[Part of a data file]
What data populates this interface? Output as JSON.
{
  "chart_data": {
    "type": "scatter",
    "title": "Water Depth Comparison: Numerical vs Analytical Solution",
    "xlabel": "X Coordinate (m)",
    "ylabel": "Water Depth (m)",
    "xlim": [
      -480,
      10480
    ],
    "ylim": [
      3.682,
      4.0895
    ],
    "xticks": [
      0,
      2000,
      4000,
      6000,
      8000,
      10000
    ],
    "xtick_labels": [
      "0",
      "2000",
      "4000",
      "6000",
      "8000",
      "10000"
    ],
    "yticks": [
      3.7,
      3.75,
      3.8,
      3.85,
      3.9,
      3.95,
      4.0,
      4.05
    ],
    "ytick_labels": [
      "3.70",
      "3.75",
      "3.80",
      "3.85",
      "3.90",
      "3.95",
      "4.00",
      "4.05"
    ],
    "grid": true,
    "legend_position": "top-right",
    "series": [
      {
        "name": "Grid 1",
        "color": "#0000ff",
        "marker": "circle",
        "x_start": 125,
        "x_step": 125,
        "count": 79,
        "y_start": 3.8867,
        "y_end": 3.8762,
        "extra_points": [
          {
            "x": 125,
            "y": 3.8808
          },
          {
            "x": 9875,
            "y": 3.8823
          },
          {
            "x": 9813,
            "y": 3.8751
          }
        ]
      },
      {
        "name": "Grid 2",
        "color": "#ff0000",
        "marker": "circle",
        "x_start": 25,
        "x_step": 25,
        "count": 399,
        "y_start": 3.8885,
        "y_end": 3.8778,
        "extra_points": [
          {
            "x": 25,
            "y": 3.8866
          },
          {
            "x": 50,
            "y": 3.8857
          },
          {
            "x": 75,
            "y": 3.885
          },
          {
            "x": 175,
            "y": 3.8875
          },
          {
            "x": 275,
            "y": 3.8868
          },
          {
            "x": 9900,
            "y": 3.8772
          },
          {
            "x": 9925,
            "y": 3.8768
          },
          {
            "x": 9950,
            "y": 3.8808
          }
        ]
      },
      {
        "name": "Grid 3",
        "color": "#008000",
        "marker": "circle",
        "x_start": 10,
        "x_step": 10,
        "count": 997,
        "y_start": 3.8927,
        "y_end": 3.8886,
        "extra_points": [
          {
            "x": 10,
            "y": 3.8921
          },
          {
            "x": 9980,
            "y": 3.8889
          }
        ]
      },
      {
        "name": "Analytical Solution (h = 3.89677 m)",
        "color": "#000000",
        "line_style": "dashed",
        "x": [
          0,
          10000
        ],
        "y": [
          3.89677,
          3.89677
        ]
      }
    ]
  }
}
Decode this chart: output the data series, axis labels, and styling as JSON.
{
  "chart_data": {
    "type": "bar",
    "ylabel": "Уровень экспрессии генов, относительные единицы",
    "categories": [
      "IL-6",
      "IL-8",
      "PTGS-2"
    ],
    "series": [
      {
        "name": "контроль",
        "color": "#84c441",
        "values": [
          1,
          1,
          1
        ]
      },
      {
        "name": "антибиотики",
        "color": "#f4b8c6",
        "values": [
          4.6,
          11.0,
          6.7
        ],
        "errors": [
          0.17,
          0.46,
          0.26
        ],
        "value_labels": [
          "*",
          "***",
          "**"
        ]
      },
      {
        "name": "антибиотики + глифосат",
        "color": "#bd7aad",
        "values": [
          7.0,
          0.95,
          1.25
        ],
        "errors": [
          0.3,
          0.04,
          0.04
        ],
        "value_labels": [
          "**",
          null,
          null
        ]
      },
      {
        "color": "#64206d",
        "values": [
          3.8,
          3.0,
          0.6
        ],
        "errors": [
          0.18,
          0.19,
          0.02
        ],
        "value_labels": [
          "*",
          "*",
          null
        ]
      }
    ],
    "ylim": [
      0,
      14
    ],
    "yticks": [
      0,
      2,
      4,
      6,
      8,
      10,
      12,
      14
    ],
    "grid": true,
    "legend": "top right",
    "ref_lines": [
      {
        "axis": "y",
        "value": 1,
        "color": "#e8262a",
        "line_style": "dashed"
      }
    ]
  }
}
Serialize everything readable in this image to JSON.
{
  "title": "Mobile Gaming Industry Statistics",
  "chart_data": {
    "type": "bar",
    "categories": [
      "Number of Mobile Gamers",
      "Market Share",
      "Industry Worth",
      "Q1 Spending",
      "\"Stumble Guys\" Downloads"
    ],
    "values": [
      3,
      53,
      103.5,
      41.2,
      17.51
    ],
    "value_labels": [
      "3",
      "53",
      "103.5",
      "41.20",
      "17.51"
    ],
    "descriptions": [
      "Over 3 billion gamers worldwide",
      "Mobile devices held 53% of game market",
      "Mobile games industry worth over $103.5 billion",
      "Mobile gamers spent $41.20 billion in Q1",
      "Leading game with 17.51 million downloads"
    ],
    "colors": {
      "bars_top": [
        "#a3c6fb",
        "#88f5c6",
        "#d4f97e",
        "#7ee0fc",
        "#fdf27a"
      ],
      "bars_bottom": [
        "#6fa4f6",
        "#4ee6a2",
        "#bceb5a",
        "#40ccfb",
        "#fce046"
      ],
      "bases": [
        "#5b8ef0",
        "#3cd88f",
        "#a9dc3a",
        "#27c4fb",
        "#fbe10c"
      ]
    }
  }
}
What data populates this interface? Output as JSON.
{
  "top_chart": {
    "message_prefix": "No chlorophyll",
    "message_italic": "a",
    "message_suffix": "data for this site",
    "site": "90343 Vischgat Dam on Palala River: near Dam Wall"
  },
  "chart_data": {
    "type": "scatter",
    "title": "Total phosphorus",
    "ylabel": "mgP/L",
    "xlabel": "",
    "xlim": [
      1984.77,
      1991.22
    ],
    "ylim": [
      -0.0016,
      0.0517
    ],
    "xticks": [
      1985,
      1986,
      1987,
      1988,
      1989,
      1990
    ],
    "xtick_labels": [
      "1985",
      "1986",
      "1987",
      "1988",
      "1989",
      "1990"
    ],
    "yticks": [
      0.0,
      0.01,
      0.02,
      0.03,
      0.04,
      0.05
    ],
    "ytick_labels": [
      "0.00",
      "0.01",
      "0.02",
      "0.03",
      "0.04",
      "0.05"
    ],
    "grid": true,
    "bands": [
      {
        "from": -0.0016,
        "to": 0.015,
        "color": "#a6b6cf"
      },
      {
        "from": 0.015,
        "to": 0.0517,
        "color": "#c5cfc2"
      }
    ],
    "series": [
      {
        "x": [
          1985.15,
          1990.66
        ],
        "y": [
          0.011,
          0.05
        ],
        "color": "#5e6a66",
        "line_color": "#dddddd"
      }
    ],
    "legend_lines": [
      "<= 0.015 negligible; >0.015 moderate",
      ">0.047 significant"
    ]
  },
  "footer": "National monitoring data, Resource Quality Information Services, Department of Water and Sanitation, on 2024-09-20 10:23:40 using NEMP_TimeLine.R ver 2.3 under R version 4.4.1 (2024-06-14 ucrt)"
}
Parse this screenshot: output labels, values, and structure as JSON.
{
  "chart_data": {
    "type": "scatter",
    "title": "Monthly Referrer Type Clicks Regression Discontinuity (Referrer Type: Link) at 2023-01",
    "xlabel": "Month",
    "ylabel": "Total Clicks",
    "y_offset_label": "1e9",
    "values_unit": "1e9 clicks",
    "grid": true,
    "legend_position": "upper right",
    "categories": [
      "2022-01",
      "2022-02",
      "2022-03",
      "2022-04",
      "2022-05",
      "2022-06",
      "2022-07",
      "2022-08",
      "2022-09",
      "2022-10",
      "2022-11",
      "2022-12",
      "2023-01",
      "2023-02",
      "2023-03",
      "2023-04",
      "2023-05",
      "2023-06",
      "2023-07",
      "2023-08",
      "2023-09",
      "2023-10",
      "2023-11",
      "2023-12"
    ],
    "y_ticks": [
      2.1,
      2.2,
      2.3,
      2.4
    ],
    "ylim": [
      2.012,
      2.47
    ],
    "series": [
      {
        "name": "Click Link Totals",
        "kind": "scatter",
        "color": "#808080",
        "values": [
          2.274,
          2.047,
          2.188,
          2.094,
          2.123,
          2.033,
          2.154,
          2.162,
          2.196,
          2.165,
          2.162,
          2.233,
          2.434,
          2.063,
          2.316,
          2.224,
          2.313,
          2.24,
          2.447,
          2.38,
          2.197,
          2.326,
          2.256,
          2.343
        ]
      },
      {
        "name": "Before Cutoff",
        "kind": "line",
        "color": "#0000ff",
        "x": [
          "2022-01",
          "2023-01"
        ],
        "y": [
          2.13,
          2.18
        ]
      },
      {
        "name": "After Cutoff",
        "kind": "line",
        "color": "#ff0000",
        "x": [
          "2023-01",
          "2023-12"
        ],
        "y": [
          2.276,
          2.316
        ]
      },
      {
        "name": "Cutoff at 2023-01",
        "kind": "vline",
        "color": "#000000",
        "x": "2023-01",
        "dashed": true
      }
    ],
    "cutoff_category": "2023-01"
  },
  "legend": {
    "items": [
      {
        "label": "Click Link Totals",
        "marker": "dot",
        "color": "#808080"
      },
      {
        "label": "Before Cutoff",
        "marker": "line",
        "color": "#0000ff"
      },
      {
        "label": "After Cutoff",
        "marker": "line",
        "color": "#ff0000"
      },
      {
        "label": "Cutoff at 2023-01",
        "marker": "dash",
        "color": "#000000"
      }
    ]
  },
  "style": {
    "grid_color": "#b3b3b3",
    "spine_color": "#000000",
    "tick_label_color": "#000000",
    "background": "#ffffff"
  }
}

Written problem:
Scan the data above and copy every line with "billion" in it.

Task output:
      "Over 3 billion gamers worldwide",
      "Mobile games industry worth over $103.5 billion",
      "Mobile gamers spent $41.20 billion in Q1",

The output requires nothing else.